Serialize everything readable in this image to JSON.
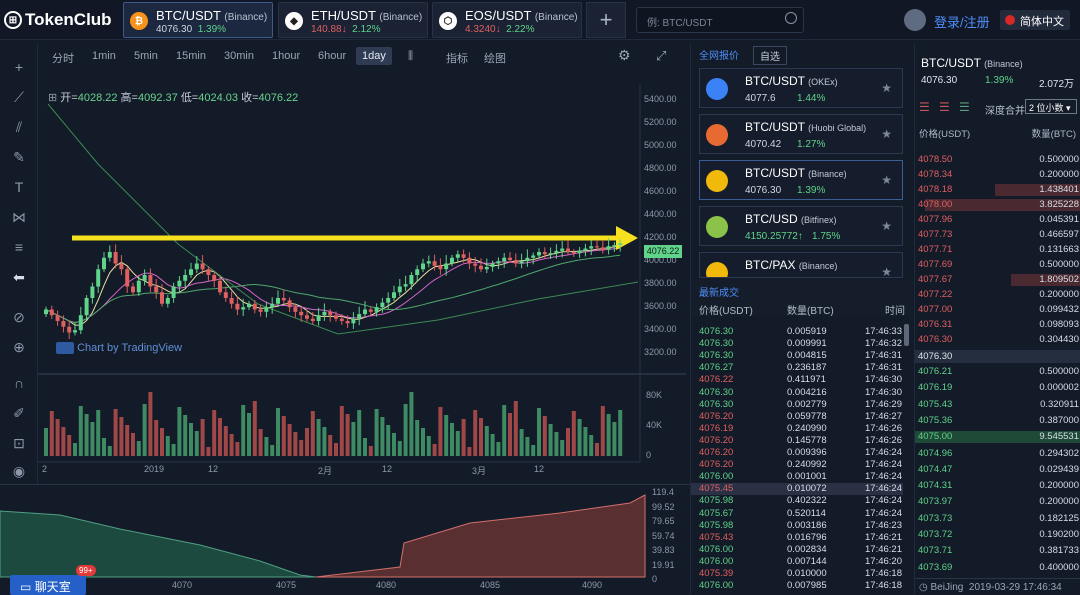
{
  "topbar": {
    "logo": "TokenClub",
    "tabs": [
      {
        "pair": "BTC/USDT",
        "exchange": "(Binance)",
        "price": "4076.30",
        "change": "1.39%",
        "dir": "up",
        "coin": "B",
        "color": "#f7931a"
      },
      {
        "pair": "ETH/USDT",
        "exchange": "(Binance)",
        "price": "140.88↓",
        "change": "2.12%",
        "dir": "up",
        "coin": "E",
        "color": "#ffffff"
      },
      {
        "pair": "EOS/USDT",
        "exchange": "(Binance)",
        "price": "4.3240↓",
        "change": "2.22%",
        "dir": "up",
        "coin": "e",
        "color": "#ffffff"
      }
    ],
    "search_placeholder": "例: BTC/USDT",
    "login": "登录/注册",
    "language": "简体中文"
  },
  "chart": {
    "timeframes": [
      "分时",
      "1min",
      "5min",
      "15min",
      "30min",
      "1hour",
      "6hour",
      "1day"
    ],
    "active_timeframe": "1day",
    "indicator_label": "指标",
    "draw_label": "绘图",
    "ohlc": {
      "open_label": "开=",
      "open": "4028.22",
      "high_label": "高=",
      "high": "4092.37",
      "low_label": "低=",
      "low": "4024.03",
      "close_label": "收=",
      "close": "4076.22"
    },
    "watermark": "Chart by TradingView",
    "price_ticks": [
      "5400.00",
      "5200.00",
      "5000.00",
      "4800.00",
      "4600.00",
      "4400.00",
      "4200.00",
      "4000.00",
      "3800.00",
      "3600.00",
      "3400.00",
      "3200.00"
    ],
    "last_price": "4076.22",
    "volume_ticks": [
      "80K",
      "40K",
      "0"
    ],
    "date_labels": [
      "2",
      "2019",
      "12",
      "2月",
      "12",
      "3月",
      "12"
    ]
  },
  "depth": {
    "x_labels": [
      "4070",
      "4075",
      "4080",
      "4085",
      "4090"
    ],
    "y_labels": [
      "119.4",
      "99.52",
      "79.65",
      "59.74",
      "39.83",
      "19.91",
      "0"
    ],
    "chat_label": "聊天室",
    "chat_badge": "99+"
  },
  "market": {
    "tab_all": "全网报价",
    "tab_fav": "自选",
    "cards": [
      {
        "pair": "BTC/USDT",
        "exchange": "(OKEx)",
        "price": "4077.6",
        "change": "1.44%",
        "icon_color": "#3b82f6"
      },
      {
        "pair": "BTC/USDT",
        "exchange": "(Huobi Global)",
        "price": "4070.42",
        "change": "1.27%",
        "icon_color": "#e86a33"
      },
      {
        "pair": "BTC/USDT",
        "exchange": "(Binance)",
        "price": "4076.30",
        "change": "1.39%",
        "icon_color": "#f0b90b"
      },
      {
        "pair": "BTC/USD",
        "exchange": "(Bitfinex)",
        "price": "4150.25772↑",
        "change": "1.75%",
        "icon_color": "#8bc34a"
      },
      {
        "pair": "BTC/PAX",
        "exchange": "(Binance)",
        "price": "",
        "change": "",
        "icon_color": "#f0b90b"
      }
    ]
  },
  "trades": {
    "title": "最新成交",
    "col_price": "价格(USDT)",
    "col_amount": "数量(BTC)",
    "col_time": "时间",
    "rows": [
      [
        "4076.30",
        "0.005919",
        "17:46:33",
        "g"
      ],
      [
        "4076.30",
        "0.009991",
        "17:46:32",
        "g"
      ],
      [
        "4076.30",
        "0.004815",
        "17:46:31",
        "g"
      ],
      [
        "4076.27",
        "0.236187",
        "17:46:31",
        "g"
      ],
      [
        "4076.22",
        "0.411971",
        "17:46:30",
        "r"
      ],
      [
        "4076.30",
        "0.004216",
        "17:46:30",
        "g"
      ],
      [
        "4076.30",
        "0.002779",
        "17:46:29",
        "g"
      ],
      [
        "4076.20",
        "0.059778",
        "17:46:27",
        "r"
      ],
      [
        "4076.19",
        "0.240990",
        "17:46:26",
        "r"
      ],
      [
        "4076.20",
        "0.145778",
        "17:46:26",
        "r"
      ],
      [
        "4076.20",
        "0.009396",
        "17:46:24",
        "r"
      ],
      [
        "4076.20",
        "0.240992",
        "17:46:24",
        "r"
      ],
      [
        "4076.00",
        "0.001001",
        "17:46:24",
        "g"
      ],
      [
        "4075.45",
        "0.010072",
        "17:46:24",
        "r"
      ],
      [
        "4075.98",
        "0.402322",
        "17:46:24",
        "g"
      ],
      [
        "4075.67",
        "0.520114",
        "17:46:24",
        "g"
      ],
      [
        "4075.98",
        "0.003186",
        "17:46:23",
        "g"
      ],
      [
        "4075.43",
        "0.016796",
        "17:46:21",
        "r"
      ],
      [
        "4076.00",
        "0.002834",
        "17:46:21",
        "g"
      ],
      [
        "4076.00",
        "0.007144",
        "17:46:20",
        "g"
      ],
      [
        "4075.39",
        "0.010000",
        "17:46:18",
        "r"
      ],
      [
        "4076.00",
        "0.007985",
        "17:46:18",
        "g"
      ]
    ]
  },
  "orderbook": {
    "pair": "BTC/USDT",
    "exchange": "(Binance)",
    "price": "4076.30",
    "change": "1.39%",
    "volume": "2.072万",
    "depth_merge_label": "深度合并",
    "decimals_label": "2 位小数",
    "col_price": "价格(USDT)",
    "col_amount": "数量(BTC)",
    "asks": [
      [
        "4078.50",
        "0.500000",
        0
      ],
      [
        "4078.34",
        "0.200000",
        0
      ],
      [
        "4078.18",
        "1.438401",
        0.55
      ],
      [
        "4078.00",
        "3.825228",
        1.0
      ],
      [
        "4077.96",
        "0.045391",
        0
      ],
      [
        "4077.73",
        "0.466597",
        0
      ],
      [
        "4077.71",
        "0.131663",
        0
      ],
      [
        "4077.69",
        "0.500000",
        0
      ],
      [
        "4077.67",
        "1.809502",
        0.45
      ],
      [
        "4077.22",
        "0.200000",
        0
      ],
      [
        "4077.00",
        "0.099432",
        0
      ],
      [
        "4076.31",
        "0.098093",
        0
      ],
      [
        "4076.30",
        "0.304430",
        0
      ]
    ],
    "mid_price": "4076.30",
    "bids": [
      [
        "4076.21",
        "0.500000",
        0
      ],
      [
        "4076.19",
        "0.000002",
        0
      ],
      [
        "4075.43",
        "0.320911",
        0
      ],
      [
        "4075.36",
        "0.387000",
        0
      ],
      [
        "4075.00",
        "9.545531",
        1.0
      ],
      [
        "4074.96",
        "0.294302",
        0
      ],
      [
        "4074.47",
        "0.029439",
        0
      ],
      [
        "4074.31",
        "0.200000",
        0
      ],
      [
        "4073.97",
        "0.200000",
        0
      ],
      [
        "4073.73",
        "0.182125",
        0
      ],
      [
        "4073.72",
        "0.190200",
        0
      ],
      [
        "4073.71",
        "0.381733",
        0
      ],
      [
        "4073.69",
        "0.400000",
        0
      ]
    ],
    "footer_city": "BeiJing",
    "footer_time": "2019-03-29  17:46:34"
  },
  "colors": {
    "up": "#5fd48a",
    "down": "#e0605f",
    "accent": "#4f8ff7",
    "arrow": "#f5e11d"
  }
}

### What you need to do
The material above holds pictures; copy everything else in it exactly.

### Exercise answer
Serialize everything readable in this image to JSON.
{
  "topbar": {
    "logo": "TokenClub",
    "tabs": [
      {
        "pair": "BTC/USDT",
        "exchange": "(Binance)",
        "price": "4076.30",
        "change": "1.39%",
        "dir": "up",
        "coin": "B",
        "color": "#f7931a"
      },
      {
        "pair": "ETH/USDT",
        "exchange": "(Binance)",
        "price": "140.88↓",
        "change": "2.12%",
        "dir": "up",
        "coin": "E",
        "color": "#ffffff"
      },
      {
        "pair": "EOS/USDT",
        "exchange": "(Binance)",
        "price": "4.3240↓",
        "change": "2.22%",
        "dir": "up",
        "coin": "e",
        "color": "#ffffff"
      }
    ],
    "search_placeholder": "例: BTC/USDT",
    "login": "登录/注册",
    "language": "简体中文"
  },
  "chart": {
    "timeframes": [
      "分时",
      "1min",
      "5min",
      "15min",
      "30min",
      "1hour",
      "6hour",
      "1day"
    ],
    "active_timeframe": "1day",
    "indicator_label": "指标",
    "draw_label": "绘图",
    "ohlc": {
      "open_label": "开=",
      "open": "4028.22",
      "high_label": "高=",
      "high": "4092.37",
      "low_label": "低=",
      "low": "4024.03",
      "close_label": "收=",
      "close": "4076.22"
    },
    "watermark": "Chart by TradingView",
    "price_ticks": [
      "5400.00",
      "5200.00",
      "5000.00",
      "4800.00",
      "4600.00",
      "4400.00",
      "4200.00",
      "4000.00",
      "3800.00",
      "3600.00",
      "3400.00",
      "3200.00"
    ],
    "last_price": "4076.22",
    "volume_ticks": [
      "80K",
      "40K",
      "0"
    ],
    "date_labels": [
      "2",
      "2019",
      "12",
      "2月",
      "12",
      "3月",
      "12"
    ]
  },
  "depth": {
    "x_labels": [
      "4070",
      "4075",
      "4080",
      "4085",
      "4090"
    ],
    "y_labels": [
      "119.4",
      "99.52",
      "79.65",
      "59.74",
      "39.83",
      "19.91",
      "0"
    ],
    "chat_label": "聊天室",
    "chat_badge": "99+"
  },
  "market": {
    "tab_all": "全网报价",
    "tab_fav": "自选",
    "cards": [
      {
        "pair": "BTC/USDT",
        "exchange": "(OKEx)",
        "price": "4077.6",
        "change": "1.44%",
        "icon_color": "#3b82f6"
      },
      {
        "pair": "BTC/USDT",
        "exchange": "(Huobi Global)",
        "price": "4070.42",
        "change": "1.27%",
        "icon_color": "#e86a33"
      },
      {
        "pair": "BTC/USDT",
        "exchange": "(Binance)",
        "price": "4076.30",
        "change": "1.39%",
        "icon_color": "#f0b90b"
      },
      {
        "pair": "BTC/USD",
        "exchange": "(Bitfinex)",
        "price": "4150.25772↑",
        "change": "1.75%",
        "icon_color": "#8bc34a"
      },
      {
        "pair": "BTC/PAX",
        "exchange": "(Binance)",
        "price": "",
        "change": "",
        "icon_color": "#f0b90b"
      }
    ]
  },
  "trades": {
    "title": "最新成交",
    "col_price": "价格(USDT)",
    "col_amount": "数量(BTC)",
    "col_time": "时间",
    "rows": [
      [
        "4076.30",
        "0.005919",
        "17:46:33",
        "g"
      ],
      [
        "4076.30",
        "0.009991",
        "17:46:32",
        "g"
      ],
      [
        "4076.30",
        "0.004815",
        "17:46:31",
        "g"
      ],
      [
        "4076.27",
        "0.236187",
        "17:46:31",
        "g"
      ],
      [
        "4076.22",
        "0.411971",
        "17:46:30",
        "r"
      ],
      [
        "4076.30",
        "0.004216",
        "17:46:30",
        "g"
      ],
      [
        "4076.30",
        "0.002779",
        "17:46:29",
        "g"
      ],
      [
        "4076.20",
        "0.059778",
        "17:46:27",
        "r"
      ],
      [
        "4076.19",
        "0.240990",
        "17:46:26",
        "r"
      ],
      [
        "4076.20",
        "0.145778",
        "17:46:26",
        "r"
      ],
      [
        "4076.20",
        "0.009396",
        "17:46:24",
        "r"
      ],
      [
        "4076.20",
        "0.240992",
        "17:46:24",
        "r"
      ],
      [
        "4076.00",
        "0.001001",
        "17:46:24",
        "g"
      ],
      [
        "4075.45",
        "0.010072",
        "17:46:24",
        "r"
      ],
      [
        "4075.98",
        "0.402322",
        "17:46:24",
        "g"
      ],
      [
        "4075.67",
        "0.520114",
        "17:46:24",
        "g"
      ],
      [
        "4075.98",
        "0.003186",
        "17:46:23",
        "g"
      ],
      [
        "4075.43",
        "0.016796",
        "17:46:21",
        "r"
      ],
      [
        "4076.00",
        "0.002834",
        "17:46:21",
        "g"
      ],
      [
        "4076.00",
        "0.007144",
        "17:46:20",
        "g"
      ],
      [
        "4075.39",
        "0.010000",
        "17:46:18",
        "r"
      ],
      [
        "4076.00",
        "0.007985",
        "17:46:18",
        "g"
      ]
    ]
  },
  "orderbook": {
    "pair": "BTC/USDT",
    "exchange": "(Binance)",
    "price": "4076.30",
    "change": "1.39%",
    "volume": "2.072万",
    "depth_merge_label": "深度合并",
    "decimals_label": "2 位小数",
    "col_price": "价格(USDT)",
    "col_amount": "数量(BTC)",
    "asks": [
      [
        "4078.50",
        "0.500000",
        0
      ],
      [
        "4078.34",
        "0.200000",
        0
      ],
      [
        "4078.18",
        "1.438401",
        0.55
      ],
      [
        "4078.00",
        "3.825228",
        1.0
      ],
      [
        "4077.96",
        "0.045391",
        0
      ],
      [
        "4077.73",
        "0.466597",
        0
      ],
      [
        "4077.71",
        "0.131663",
        0
      ],
      [
        "4077.69",
        "0.500000",
        0
      ],
      [
        "4077.67",
        "1.809502",
        0.45
      ],
      [
        "4077.22",
        "0.200000",
        0
      ],
      [
        "4077.00",
        "0.099432",
        0
      ],
      [
        "4076.31",
        "0.098093",
        0
      ],
      [
        "4076.30",
        "0.304430",
        0
      ]
    ],
    "mid_price": "4076.30",
    "bids": [
      [
        "4076.21",
        "0.500000",
        0
      ],
      [
        "4076.19",
        "0.000002",
        0
      ],
      [
        "4075.43",
        "0.320911",
        0
      ],
      [
        "4075.36",
        "0.387000",
        0
      ],
      [
        "4075.00",
        "9.545531",
        1.0
      ],
      [
        "4074.96",
        "0.294302",
        0
      ],
      [
        "4074.47",
        "0.029439",
        0
      ],
      [
        "4074.31",
        "0.200000",
        0
      ],
      [
        "4073.97",
        "0.200000",
        0
      ],
      [
        "4073.73",
        "0.182125",
        0
      ],
      [
        "4073.72",
        "0.190200",
        0
      ],
      [
        "4073.71",
        "0.381733",
        0
      ],
      [
        "4073.69",
        "0.400000",
        0
      ]
    ],
    "footer_city": "BeiJing",
    "footer_time": "2019-03-29  17:46:34"
  },
  "colors": {
    "up": "#5fd48a",
    "down": "#e0605f",
    "accent": "#4f8ff7",
    "arrow": "#f5e11d"
  }
}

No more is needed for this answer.